## WORK REQUIRED:
Report every line in the listing that contains the string "read".

____________

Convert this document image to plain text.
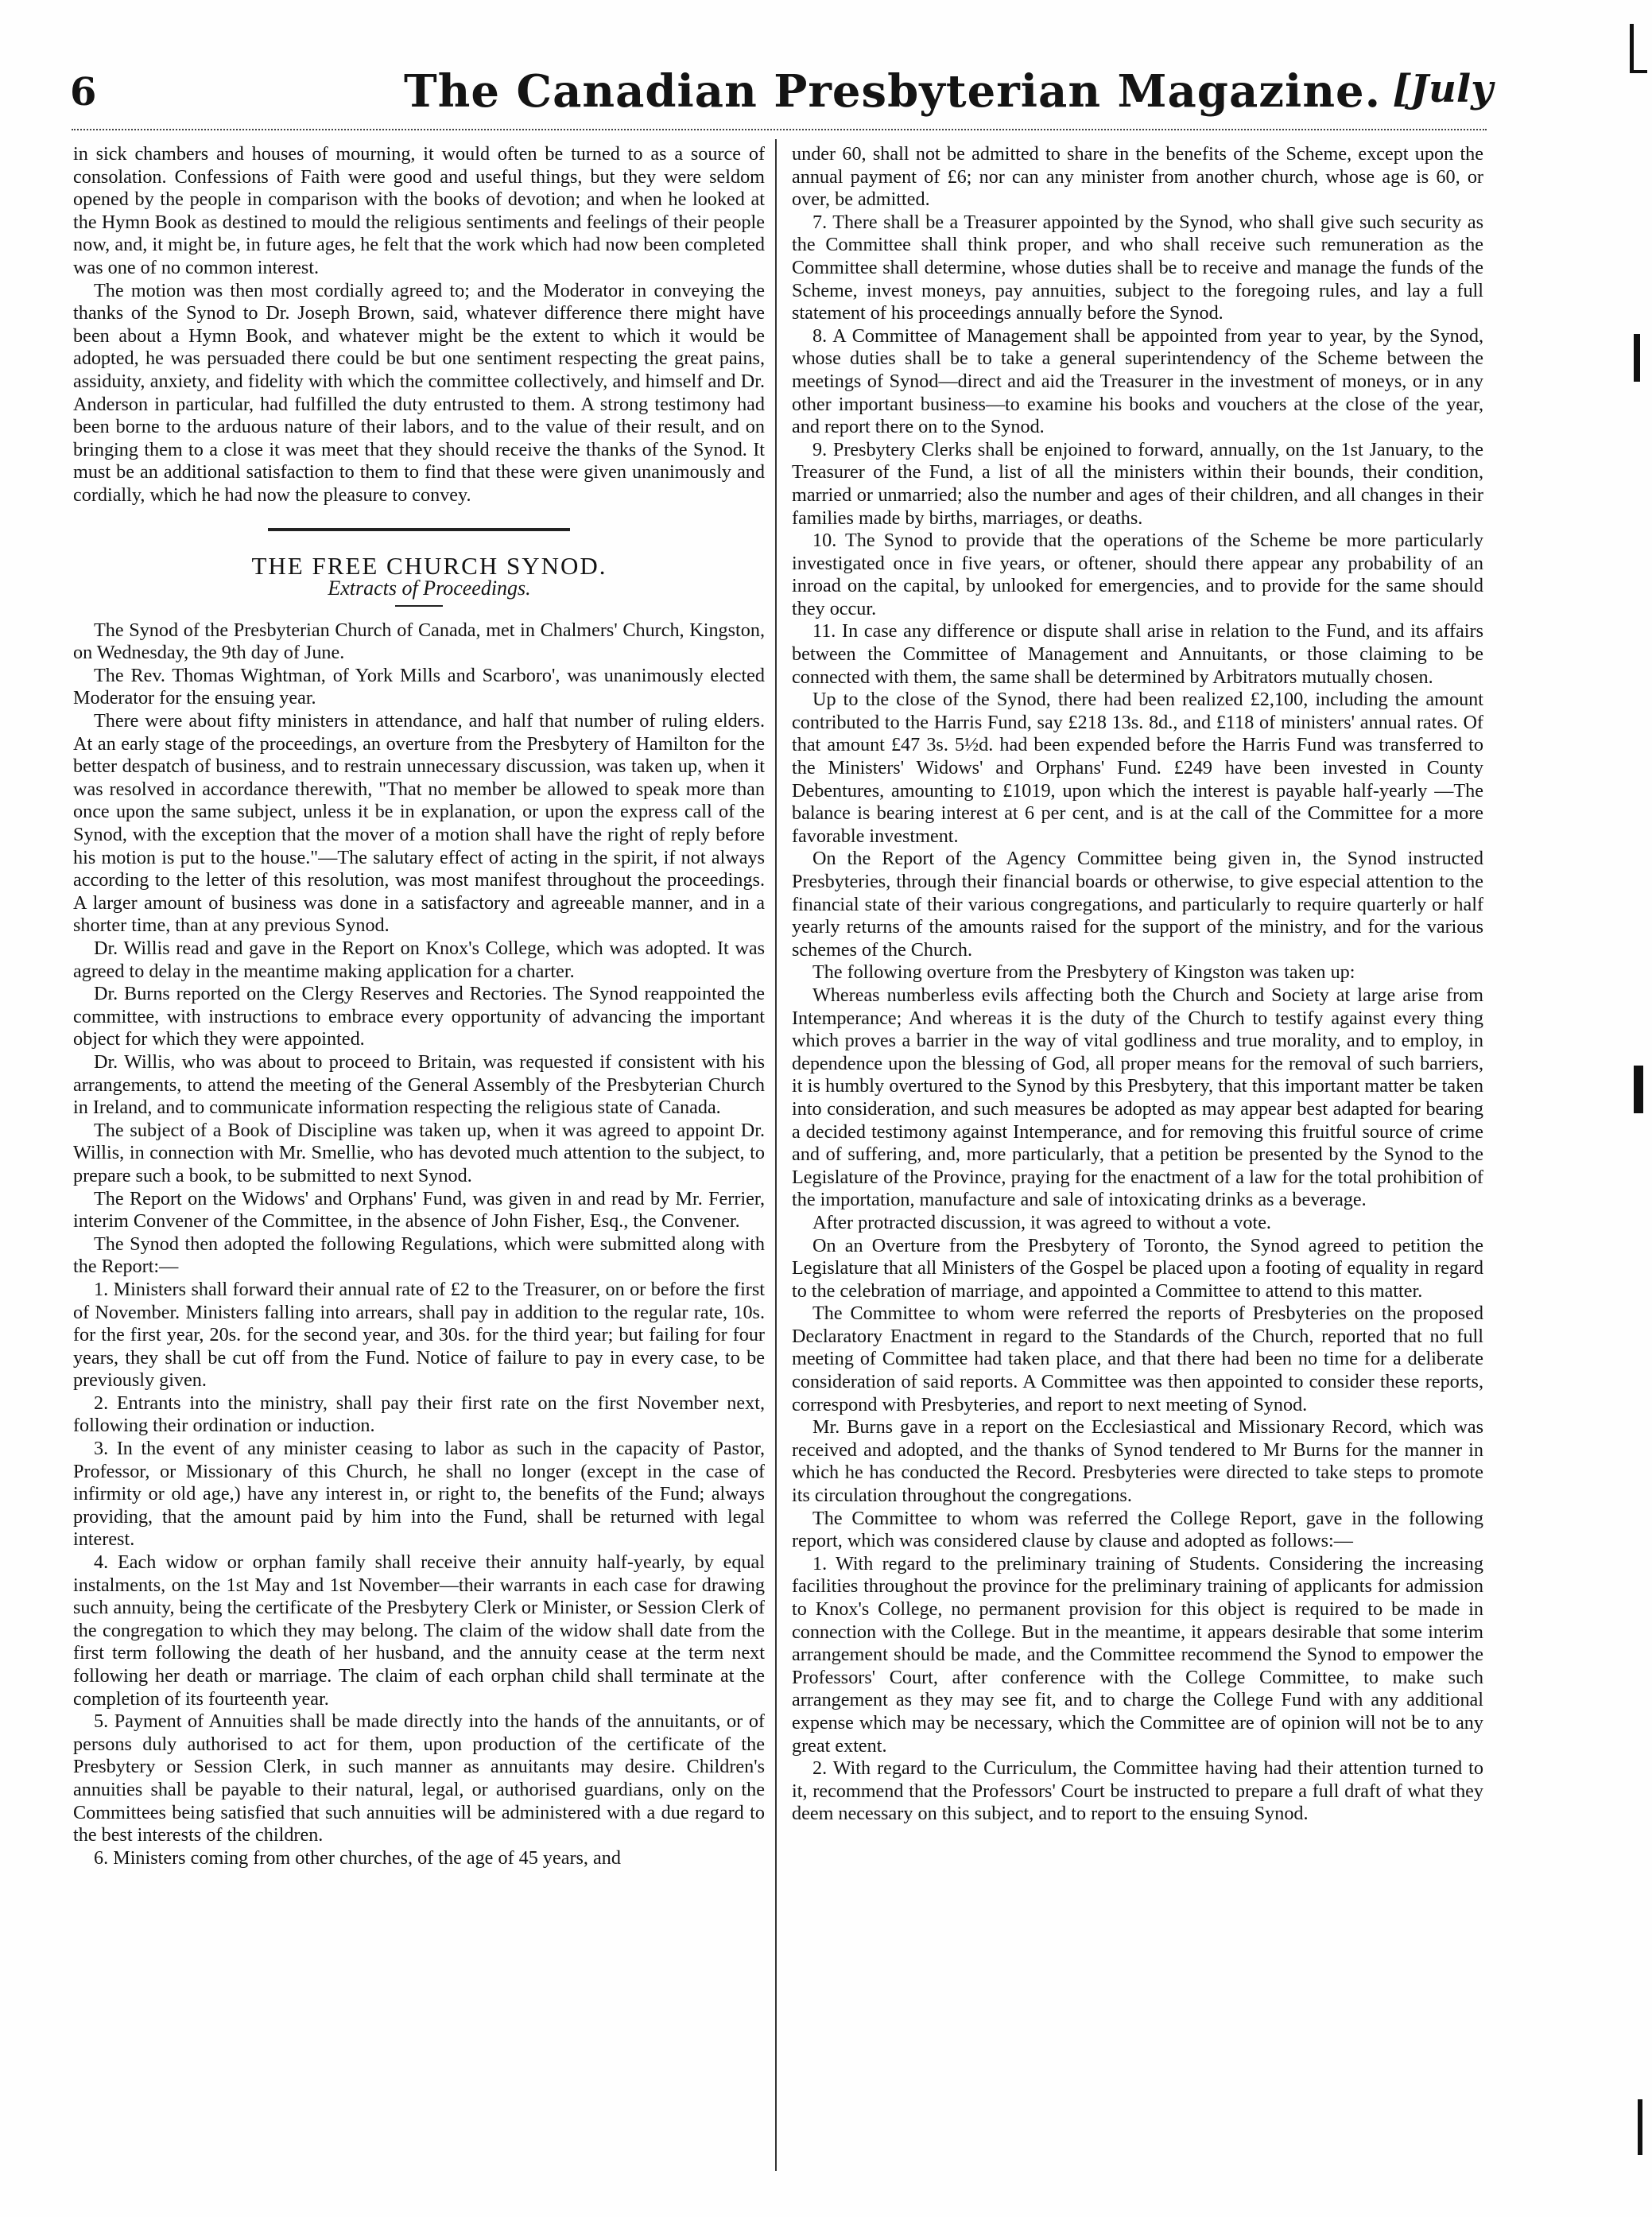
6	The Canadian Presbyterian Magazine. [July

in sick chambers and houses of mourning, it would often be turned to as a source of consolation. Confessions of Faith were good and useful things, but they were seldom opened by the people in comparison with the books of devotion; and when he looked at the Hymn Book as destined to mould the religious sentiments and feelings of their people now, and, it might be, in future ages, he felt that the work which had now been completed was one of no common interest.

The motion was then most cordially agreed to; and the Moderator in conveying the thanks of the Synod to Dr. Joseph Brown, said, whatever difference there might have been about a Hymn Book, and whatever might be the extent to which it would be adopted, he was persuaded there could be but one sentiment respecting the great pains, assiduity, anxiety, and fidelity with which the committee collectively, and himself and Dr. Anderson in particular, had fulfilled the duty entrusted to them. A strong testimony had been borne to the arduous nature of their labors, and to the value of their result, and on bringing them to a close it was meet that they should receive the thanks of the Synod. It must be an additional satisfaction to them to find that these were given unanimously and cordially, which he had now the pleasure to convey.

THE FREE CHURCH SYNOD.

Extracts of Proceedings.

The Synod of the Presbyterian Church of Canada, met in Chalmers' Church, Kingston, on Wednesday, the 9th day of June.

The Rev. Thomas Wightman, of York Mills and Scarboro', was unanimously elected Moderator for the ensuing year.

There were about fifty ministers in attendance, and half that number of ruling elders. At an early stage of the proceedings, an overture from the Presbytery of Hamilton for the better despatch of business, and to restrain unnecessary discussion, was taken up, when it was resolved in accordance therewith, "That no member be allowed to speak more than once upon the same subject, unless it be in explanation, or upon the express call of the Synod, with the exception that the mover of a motion shall have the right of reply before his motion is put to the house."—The salutary effect of acting in the spirit, if not always according to the letter of this resolution, was most manifest throughout the proceedings. A larger amount of business was done in a satisfactory and agreeable manner, and in a shorter time, than at any previous Synod.

Dr. Willis read and gave in the Report on Knox's College, which was adopted. It was agreed to delay in the meantime making application for a charter.

Dr. Burns reported on the Clergy Reserves and Rectories. The Synod reappointed the committee, with instructions to embrace every opportunity of advancing the important object for which they were appointed.

Dr. Willis, who was about to proceed to Britain, was requested if consistent with his arrangements, to attend the meeting of the General Assembly of the Presbyterian Church in Ireland, and to communicate information respecting the religious state of Canada.

The subject of a Book of Discipline was taken up, when it was agreed to appoint Dr. Willis, in connection with Mr. Smellie, who has devoted much attention to the subject, to prepare such a book, to be submitted to next Synod.

The Report on the Widows' and Orphans' Fund, was given in and read by Mr. Ferrier, interim Convener of the Committee, in the absence of John Fisher, Esq., the Convener.

The Synod then adopted the following Regulations, which were submitted along with the Report:—

1. Ministers shall forward their annual rate of £2 to the Treasurer, on or before the first of November. Ministers falling into arrears, shall pay in addition to the regular rate, 10s. for the first year, 20s. for the second year, and 30s. for the third year; but failing for four years, they shall be cut off from the Fund. Notice of failure to pay in every case, to be previously given.

2. Entrants into the ministry, shall pay their first rate on the first November next, following their ordination or induction.

3. In the event of any minister ceasing to labor as such in the capacity of Pastor, Professor, or Missionary of this Church, he shall no longer (except in the case of infirmity or old age,) have any interest in, or right to, the benefits of the Fund; always providing, that the amount paid by him into the Fund, shall be returned with legal interest.

4. Each widow or orphan family shall receive their annuity half-yearly, by equal instalments, on the 1st May and 1st November—their warrants in each case for drawing such annuity, being the certificate of the Presbytery Clerk or Minister, or Session Clerk of the congregation to which they may belong. The claim of the widow shall date from the first term following the death of her husband, and the annuity cease at the term next following her death or marriage. The claim of each orphan child shall terminate at the completion of its fourteenth year.

5. Payment of Annuities shall be made directly into the hands of the annuitants, or of persons duly authorised to act for them, upon production of the certificate of the Presbytery or Session Clerk, in such manner as annuitants may desire. Children's annuities shall be payable to their natural, legal, or authorised guardians, only on the Committees being satisfied that such annuities will be administered with a due regard to the best interests of the children.

6. Ministers coming from other churches, of the age of 45 years, and

under 60, shall not be admitted to share in the benefits of the Scheme, except upon the annual payment of £6; nor can any minister from another church, whose age is 60, or over, be admitted.

7. There shall be a Treasurer appointed by the Synod, who shall give such security as the Committee shall think proper, and who shall receive such remuneration as the Committee shall determine, whose duties shall be to receive and manage the funds of the Scheme, invest moneys, pay annuities, subject to the foregoing rules, and lay a full statement of his proceedings annually before the Synod.

8. A Committee of Management shall be appointed from year to year, by the Synod, whose duties shall be to take a general superintendency of the Scheme between the meetings of Synod—direct and aid the Treasurer in the investment of moneys, or in any other important business—to examine his books and vouchers at the close of the year, and report there on to the Synod.

9. Presbytery Clerks shall be enjoined to forward, annually, on the 1st January, to the Treasurer of the Fund, a list of all the ministers within their bounds, their condition, married or unmarried; also the number and ages of their children, and all changes in their families made by births, marriages, or deaths.

10. The Synod to provide that the operations of the Scheme be more particularly investigated once in five years, or oftener, should there appear any probability of an inroad on the capital, by unlooked for emergencies, and to provide for the same should they occur.

11. In case any difference or dispute shall arise in relation to the Fund, and its affairs between the Committee of Management and Annuitants, or those claiming to be connected with them, the same shall be determined by Arbitrators mutually chosen.

Up to the close of the Synod, there had been realized £2,100, including the amount contributed to the Harris Fund, say £218 13s. 8d., and £118 of ministers' annual rates. Of that amount £47 3s. 5½d. had been expended before the Harris Fund was transferred to the Ministers' Widows' and Orphans' Fund. £249 have been invested in County Debentures, amounting to £1019, upon which the interest is payable half-yearly —The balance is bearing interest at 6 per cent, and is at the call of the Committee for a more favorable investment.

On the Report of the Agency Committee being given in, the Synod instructed Presbyteries, through their financial boards or otherwise, to give especial attention to the financial state of their various congregations, and particularly to require quarterly or half yearly returns of the amounts raised for the support of the ministry, and for the various schemes of the Church.

The following overture from the Presbytery of Kingston was taken up:

Whereas numberless evils affecting both the Church and Society at large arise from Intemperance; And whereas it is the duty of the Church to testify against every thing which proves a barrier in the way of vital godliness and true morality, and to employ, in dependence upon the blessing of God, all proper means for the removal of such barriers, it is humbly overtured to the Synod by this Presbytery, that this important matter be taken into consideration, and such measures be adopted as may appear best adapted for bearing a decided testimony against Intemperance, and for removing this fruitful source of crime and of suffering, and, more particularly, that a petition be presented by the Synod to the Legislature of the Province, praying for the enactment of a law for the total prohibition of the importation, manufacture and sale of intoxicating drinks as a beverage.

After protracted discussion, it was agreed to without a vote.

On an Overture from the Presbytery of Toronto, the Synod agreed to petition the Legislature that all Ministers of the Gospel be placed upon a footing of equality in regard to the celebration of marriage, and appointed a Committee to attend to this matter.

The Committee to whom were referred the reports of Presbyteries on the proposed Declaratory Enactment in regard to the Standards of the Church, reported that no full meeting of Committee had taken place, and that there had been no time for a deliberate consideration of said reports. A Committee was then appointed to consider these reports, correspond with Presbyteries, and report to next meeting of Synod.

Mr. Burns gave in a report on the Ecclesiastical and Missionary Record, which was received and adopted, and the thanks of Synod tendered to Mr Burns for the manner in which he has conducted the Record. Presbyteries were directed to take steps to promote its circulation throughout the congregations.

The Committee to whom was referred the College Report, gave in the following report, which was considered clause by clause and adopted as follows:—

1. With regard to the preliminary training of Students. Considering the increasing facilities throughout the province for the preliminary training of applicants for admission to Knox's College, no permanent provision for this object is required to be made in connection with the College. But in the meantime, it appears desirable that some interim arrangement should be made, and the Committee recommend the Synod to empower the Professors' Court, after conference with the College Committee, to make such arrangement as they may see fit, and to charge the College Fund with any additional expense which may be necessary, which the Committee are of opinion will not be to any great extent.

2. With regard to the Curriculum, the Committee having had their attention turned to it, recommend that the Professors' Court be instructed to prepare a full draft of what they deem necessary on this subject, and to report to the ensuing Synod.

____________

## TASK RESPONSE:
Dr. Willis read and gave in the Report on Knox's College, which was adopted. It was agreed to delay in the meantime making application for a charter.
The Report on the Widows' and Orphans' Fund, was given in and read by Mr. Ferrier, interim Convener of the Committee, in the absence of John Fisher, Esq., the Convener.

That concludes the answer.